PROBLEM A -
Using the page on Life Line Screening below, explain why it says a condition should not be screened for unless something can be done about it. Answer in one to three sentences.
PROBLEM B -
Please continue the page on Life Line Screening below, starting after its last sentence.

Start of EXTRACTED TEXT

- Stroke is the leading cause of serious, long-term disability, and the fifth leading cause of death in the US.
- 795,000 Americans suffer a stroke each year, one every 40 seconds.
- About 87% of all stroke are ischemic strokes in which blood flow to the brain is blocked
- Most people who have strokes and aneurysms do not experience symptoms before the stroke.1
- 8-12 million Americans suffer from Peripheral Arterial Disease (PAD), especially those over age 50.2
- LifeLine Screening offers painless, inexpensive, and non-invasive preventive health exams right in your neighborhood.
If you read Lifeline screening reviews that claim that the company provides tests that are unnecessary, misleading, or do more harm than good, consider the facts first. You'll find these reviews searching for "lifeline screening reviews 2018" or "life screening" or other similar terms and many of them are old, dating back several years. They were out of date then, and are even more so today.
Life Line Screening only screens for things that are treatable.
The concept of screening, no matter for what test or who is doing it, is to provide an early warning that something is wrong in time for an intervention of some kind to make a difference in outcomes. In other words, if we know something is wrong early enough, can we save or improve lives. If we can't, we shouldn't screen for it.
Life Line Screening only screens for things we can do something about. Everything Life Line Screening tests for has effective treatments available.

End of EXTRACTED TEXT
Start of AVAILABLE DATA

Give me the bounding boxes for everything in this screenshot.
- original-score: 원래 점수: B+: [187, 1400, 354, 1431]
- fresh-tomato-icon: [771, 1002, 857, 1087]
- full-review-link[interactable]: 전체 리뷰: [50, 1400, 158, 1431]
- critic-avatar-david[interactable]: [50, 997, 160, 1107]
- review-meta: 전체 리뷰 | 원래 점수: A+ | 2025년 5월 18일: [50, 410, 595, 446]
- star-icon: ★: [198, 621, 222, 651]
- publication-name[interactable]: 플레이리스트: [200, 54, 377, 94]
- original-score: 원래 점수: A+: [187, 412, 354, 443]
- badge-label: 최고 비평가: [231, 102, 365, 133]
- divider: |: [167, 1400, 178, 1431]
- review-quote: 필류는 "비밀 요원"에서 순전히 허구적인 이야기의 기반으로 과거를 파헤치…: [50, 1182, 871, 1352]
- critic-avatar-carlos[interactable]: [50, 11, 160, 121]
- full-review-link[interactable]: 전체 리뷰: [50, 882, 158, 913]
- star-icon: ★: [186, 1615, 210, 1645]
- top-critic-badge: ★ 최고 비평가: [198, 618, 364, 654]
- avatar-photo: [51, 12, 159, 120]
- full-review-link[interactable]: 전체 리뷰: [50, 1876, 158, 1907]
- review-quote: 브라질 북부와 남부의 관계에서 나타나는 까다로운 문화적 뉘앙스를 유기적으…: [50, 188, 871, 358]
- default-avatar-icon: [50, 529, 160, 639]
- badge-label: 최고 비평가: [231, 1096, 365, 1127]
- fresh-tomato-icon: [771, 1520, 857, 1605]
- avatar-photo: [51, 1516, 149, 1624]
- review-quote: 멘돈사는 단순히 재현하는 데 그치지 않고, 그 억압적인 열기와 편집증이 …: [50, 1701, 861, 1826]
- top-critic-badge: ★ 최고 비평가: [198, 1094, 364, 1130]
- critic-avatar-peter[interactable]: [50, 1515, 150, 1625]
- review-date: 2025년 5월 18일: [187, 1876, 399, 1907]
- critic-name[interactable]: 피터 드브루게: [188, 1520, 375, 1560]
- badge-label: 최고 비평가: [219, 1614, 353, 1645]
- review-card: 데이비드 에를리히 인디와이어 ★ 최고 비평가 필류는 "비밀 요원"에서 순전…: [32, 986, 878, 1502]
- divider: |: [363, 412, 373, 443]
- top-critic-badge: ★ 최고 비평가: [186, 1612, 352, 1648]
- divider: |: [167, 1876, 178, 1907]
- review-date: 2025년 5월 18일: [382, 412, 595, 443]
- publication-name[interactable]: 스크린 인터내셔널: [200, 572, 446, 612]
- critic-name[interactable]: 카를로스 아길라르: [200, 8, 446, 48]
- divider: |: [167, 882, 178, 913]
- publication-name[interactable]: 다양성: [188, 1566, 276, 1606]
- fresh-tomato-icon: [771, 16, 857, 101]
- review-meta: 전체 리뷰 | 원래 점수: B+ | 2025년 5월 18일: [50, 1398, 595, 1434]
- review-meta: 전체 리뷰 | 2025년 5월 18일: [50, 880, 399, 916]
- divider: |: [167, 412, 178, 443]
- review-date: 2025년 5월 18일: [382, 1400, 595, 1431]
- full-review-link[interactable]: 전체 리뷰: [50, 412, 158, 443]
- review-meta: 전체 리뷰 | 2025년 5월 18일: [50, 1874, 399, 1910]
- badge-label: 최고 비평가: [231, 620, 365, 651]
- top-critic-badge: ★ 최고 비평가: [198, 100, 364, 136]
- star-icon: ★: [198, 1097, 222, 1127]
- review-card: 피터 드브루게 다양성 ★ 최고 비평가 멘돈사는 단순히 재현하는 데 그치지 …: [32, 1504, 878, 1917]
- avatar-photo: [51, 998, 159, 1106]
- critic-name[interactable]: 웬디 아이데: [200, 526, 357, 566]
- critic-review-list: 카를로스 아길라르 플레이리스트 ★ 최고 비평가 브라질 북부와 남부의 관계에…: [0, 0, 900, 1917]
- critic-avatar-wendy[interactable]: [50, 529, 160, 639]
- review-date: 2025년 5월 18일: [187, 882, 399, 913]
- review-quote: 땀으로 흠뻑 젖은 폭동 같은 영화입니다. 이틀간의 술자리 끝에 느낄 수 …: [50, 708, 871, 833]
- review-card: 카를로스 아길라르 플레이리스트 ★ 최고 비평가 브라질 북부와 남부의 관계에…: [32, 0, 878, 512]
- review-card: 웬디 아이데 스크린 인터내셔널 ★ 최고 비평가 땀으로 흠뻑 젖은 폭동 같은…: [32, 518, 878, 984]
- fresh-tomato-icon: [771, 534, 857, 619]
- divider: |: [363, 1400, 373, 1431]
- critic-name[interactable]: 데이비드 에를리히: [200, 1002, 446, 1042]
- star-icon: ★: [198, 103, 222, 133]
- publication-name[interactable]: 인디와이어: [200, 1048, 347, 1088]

End of AVAILABLE DATA

RESPONSE AREA A -
Screening exists to give an early warning that something is wrong in time for some kind of intervention to improve outcomes. If finding a problem early cannot save or improve lives, there is no point in screening for it.

RESPONSE AREA B -
Life Line Screening is about prevention.
At the time some of these LifeLine screening reviews were written, the authors only focused on one thing – surgery. Their idea was that screening should lead to one outcome and one outcome only – surgical intervention. They could not conceive of the idea that screening could lead to lifestyle change, nutritional counseling, exercise regimens and physical trainers, or medical management. The only model they considered was screening to identify people with severe enough disease to warrant surgery.
Surgery may be necessary, and for those who need it, it can be life-saving. A person with a large abdominal aortic aneurysm needs surgery, and that surgery has an excellent chance of saving that individual's life. Many people who have mild or moderate carotid disease may be able to modify their risk with lifestyle changes and medication. They may never progress to surgery, and what an optimal outcome for them.